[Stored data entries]
+ + +
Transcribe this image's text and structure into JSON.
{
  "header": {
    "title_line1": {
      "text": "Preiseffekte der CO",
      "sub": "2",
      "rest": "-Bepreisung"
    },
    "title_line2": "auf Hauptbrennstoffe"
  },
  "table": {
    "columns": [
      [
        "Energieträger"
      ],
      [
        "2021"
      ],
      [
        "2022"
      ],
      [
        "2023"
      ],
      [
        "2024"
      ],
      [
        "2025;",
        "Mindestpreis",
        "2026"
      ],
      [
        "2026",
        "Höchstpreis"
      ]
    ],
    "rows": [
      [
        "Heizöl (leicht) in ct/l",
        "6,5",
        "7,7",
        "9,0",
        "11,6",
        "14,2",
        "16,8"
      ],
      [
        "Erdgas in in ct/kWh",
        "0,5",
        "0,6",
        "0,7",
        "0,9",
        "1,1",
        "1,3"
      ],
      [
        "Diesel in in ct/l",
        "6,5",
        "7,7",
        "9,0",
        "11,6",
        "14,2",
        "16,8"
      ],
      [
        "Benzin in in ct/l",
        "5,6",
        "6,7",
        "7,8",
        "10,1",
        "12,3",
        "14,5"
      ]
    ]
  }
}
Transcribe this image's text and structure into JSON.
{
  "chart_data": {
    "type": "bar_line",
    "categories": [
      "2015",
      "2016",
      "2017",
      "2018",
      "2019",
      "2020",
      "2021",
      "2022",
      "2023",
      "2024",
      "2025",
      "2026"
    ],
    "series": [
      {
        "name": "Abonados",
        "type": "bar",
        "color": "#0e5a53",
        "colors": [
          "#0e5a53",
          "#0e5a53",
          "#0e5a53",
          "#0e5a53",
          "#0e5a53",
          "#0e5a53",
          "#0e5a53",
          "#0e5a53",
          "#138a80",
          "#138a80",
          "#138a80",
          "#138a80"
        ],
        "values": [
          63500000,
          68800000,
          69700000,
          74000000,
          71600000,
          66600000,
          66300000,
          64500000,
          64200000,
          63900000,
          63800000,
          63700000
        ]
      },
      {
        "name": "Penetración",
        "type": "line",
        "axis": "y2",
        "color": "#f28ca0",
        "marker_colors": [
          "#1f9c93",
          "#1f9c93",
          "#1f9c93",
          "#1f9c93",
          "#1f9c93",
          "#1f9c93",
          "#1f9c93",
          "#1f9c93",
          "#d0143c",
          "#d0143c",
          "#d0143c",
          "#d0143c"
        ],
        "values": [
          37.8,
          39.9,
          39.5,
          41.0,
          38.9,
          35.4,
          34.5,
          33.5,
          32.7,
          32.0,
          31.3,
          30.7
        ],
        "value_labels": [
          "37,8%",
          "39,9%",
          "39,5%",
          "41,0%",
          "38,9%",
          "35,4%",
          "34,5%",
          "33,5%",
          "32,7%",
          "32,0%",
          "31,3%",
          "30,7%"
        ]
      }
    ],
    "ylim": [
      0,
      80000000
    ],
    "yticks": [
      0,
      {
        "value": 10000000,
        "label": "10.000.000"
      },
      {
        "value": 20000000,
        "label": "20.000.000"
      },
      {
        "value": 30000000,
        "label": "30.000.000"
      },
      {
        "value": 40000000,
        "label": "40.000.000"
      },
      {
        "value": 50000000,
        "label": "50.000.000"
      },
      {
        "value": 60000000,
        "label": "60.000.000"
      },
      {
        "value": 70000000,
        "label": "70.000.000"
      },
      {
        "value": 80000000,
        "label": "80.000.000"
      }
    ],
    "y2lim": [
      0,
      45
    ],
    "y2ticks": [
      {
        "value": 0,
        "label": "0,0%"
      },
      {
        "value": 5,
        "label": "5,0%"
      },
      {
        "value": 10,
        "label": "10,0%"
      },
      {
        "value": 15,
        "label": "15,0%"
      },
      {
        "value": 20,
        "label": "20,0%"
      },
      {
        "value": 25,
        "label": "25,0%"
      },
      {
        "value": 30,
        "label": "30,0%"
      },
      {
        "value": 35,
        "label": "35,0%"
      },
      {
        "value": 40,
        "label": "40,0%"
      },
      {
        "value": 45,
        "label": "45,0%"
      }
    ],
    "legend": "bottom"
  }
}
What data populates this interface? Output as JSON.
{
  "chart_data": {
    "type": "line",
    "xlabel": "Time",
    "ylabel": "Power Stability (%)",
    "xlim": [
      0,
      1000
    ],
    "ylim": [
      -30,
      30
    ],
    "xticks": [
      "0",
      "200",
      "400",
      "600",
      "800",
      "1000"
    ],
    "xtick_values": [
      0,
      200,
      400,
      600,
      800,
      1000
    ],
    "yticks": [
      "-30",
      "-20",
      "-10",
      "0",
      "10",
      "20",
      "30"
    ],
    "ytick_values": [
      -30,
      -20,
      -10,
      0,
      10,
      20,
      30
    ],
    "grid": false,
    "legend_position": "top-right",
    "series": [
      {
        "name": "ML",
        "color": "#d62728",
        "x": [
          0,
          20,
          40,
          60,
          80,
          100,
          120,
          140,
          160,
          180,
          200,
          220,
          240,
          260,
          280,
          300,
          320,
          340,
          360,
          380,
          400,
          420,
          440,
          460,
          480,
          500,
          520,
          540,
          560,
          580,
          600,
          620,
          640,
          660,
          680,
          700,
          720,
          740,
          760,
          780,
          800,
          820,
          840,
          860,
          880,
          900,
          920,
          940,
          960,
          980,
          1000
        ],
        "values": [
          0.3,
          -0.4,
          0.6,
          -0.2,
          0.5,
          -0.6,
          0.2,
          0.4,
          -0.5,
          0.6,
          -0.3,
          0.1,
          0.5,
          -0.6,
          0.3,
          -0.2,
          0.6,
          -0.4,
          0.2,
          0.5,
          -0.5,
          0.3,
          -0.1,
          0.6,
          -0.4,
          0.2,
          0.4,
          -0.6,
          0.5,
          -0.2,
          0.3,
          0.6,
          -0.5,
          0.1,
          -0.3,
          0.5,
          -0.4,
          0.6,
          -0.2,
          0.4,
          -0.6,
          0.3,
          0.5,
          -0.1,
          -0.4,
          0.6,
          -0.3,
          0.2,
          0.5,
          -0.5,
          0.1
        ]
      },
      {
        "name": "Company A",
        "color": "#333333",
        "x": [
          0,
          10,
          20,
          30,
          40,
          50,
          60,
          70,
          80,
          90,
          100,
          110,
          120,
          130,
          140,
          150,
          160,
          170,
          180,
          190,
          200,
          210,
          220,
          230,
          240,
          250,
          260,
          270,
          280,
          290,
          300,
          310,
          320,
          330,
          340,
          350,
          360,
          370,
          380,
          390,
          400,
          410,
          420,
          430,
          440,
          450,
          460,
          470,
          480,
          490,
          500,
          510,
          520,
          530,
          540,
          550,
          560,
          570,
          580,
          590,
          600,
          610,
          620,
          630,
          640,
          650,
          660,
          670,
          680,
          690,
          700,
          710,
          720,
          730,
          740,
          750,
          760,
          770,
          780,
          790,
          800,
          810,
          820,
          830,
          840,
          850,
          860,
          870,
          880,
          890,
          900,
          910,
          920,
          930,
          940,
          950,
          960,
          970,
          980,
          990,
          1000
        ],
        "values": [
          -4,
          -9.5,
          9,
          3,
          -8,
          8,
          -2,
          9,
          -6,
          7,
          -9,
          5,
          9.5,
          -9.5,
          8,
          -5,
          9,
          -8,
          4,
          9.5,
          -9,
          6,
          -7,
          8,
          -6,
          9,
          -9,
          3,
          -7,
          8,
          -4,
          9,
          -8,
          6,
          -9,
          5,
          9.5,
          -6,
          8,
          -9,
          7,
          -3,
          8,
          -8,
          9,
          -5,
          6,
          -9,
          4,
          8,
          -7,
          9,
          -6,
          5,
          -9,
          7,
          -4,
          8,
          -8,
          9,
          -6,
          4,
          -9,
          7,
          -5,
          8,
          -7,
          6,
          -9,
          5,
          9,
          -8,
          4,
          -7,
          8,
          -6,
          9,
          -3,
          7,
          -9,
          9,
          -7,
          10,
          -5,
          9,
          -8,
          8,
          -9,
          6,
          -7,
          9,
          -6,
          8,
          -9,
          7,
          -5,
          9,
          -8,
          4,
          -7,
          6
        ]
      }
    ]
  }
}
+ + +
:: DO THIS ::
Look through the listing above. Pick out each line with "name" and copy it.

:: ANSWER FOR THIS EXERCISE ::
        "name": "Abonados",
        "name": "Penetración",
        "name": "ML",
        "name": "Company A",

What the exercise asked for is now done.